**YOUR GOAL**
Transcribe, exactly as they appear, only the lines from the one holding "Convert this chart" through the end of the entries below.
* Start EXTRACTED DATA *
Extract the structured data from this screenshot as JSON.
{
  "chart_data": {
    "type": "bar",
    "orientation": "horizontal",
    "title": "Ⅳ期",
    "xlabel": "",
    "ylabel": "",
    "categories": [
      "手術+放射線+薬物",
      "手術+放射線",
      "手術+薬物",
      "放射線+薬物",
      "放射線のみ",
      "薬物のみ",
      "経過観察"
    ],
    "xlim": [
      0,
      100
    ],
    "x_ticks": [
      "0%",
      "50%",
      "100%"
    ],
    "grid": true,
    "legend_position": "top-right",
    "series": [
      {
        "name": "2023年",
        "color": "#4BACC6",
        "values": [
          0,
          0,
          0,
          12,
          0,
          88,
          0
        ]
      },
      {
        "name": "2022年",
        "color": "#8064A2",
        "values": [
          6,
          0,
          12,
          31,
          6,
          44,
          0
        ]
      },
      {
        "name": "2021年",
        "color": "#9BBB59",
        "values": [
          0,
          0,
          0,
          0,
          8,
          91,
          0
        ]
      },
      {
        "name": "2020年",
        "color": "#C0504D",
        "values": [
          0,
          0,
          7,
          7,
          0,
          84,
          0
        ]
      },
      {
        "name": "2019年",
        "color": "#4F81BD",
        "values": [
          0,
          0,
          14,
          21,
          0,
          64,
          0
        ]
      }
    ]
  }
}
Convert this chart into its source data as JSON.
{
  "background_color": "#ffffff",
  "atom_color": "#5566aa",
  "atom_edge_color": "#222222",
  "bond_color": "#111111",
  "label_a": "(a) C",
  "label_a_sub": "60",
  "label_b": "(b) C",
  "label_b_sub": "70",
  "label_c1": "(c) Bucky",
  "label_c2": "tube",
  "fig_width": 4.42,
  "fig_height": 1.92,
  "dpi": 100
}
* End EXTRACTED DATA *
**FINAL RESULT**
Convert this chart into its source data as JSON.
{
  "background_color": "#ffffff",
  "atom_color": "#5566aa",
  "atom_edge_color": "#222222",
  "bond_color": "#111111",
  "label_a": "(a) C",
  "label_a_sub": "60",
  "label_b": "(b) C",
  "label_b_sub": "70",
  "label_c1": "(c) Bucky",
  "label_c2": "tube",
  "fig_width": 4.42,
  "fig_height": 1.92,
  "dpi": 100
}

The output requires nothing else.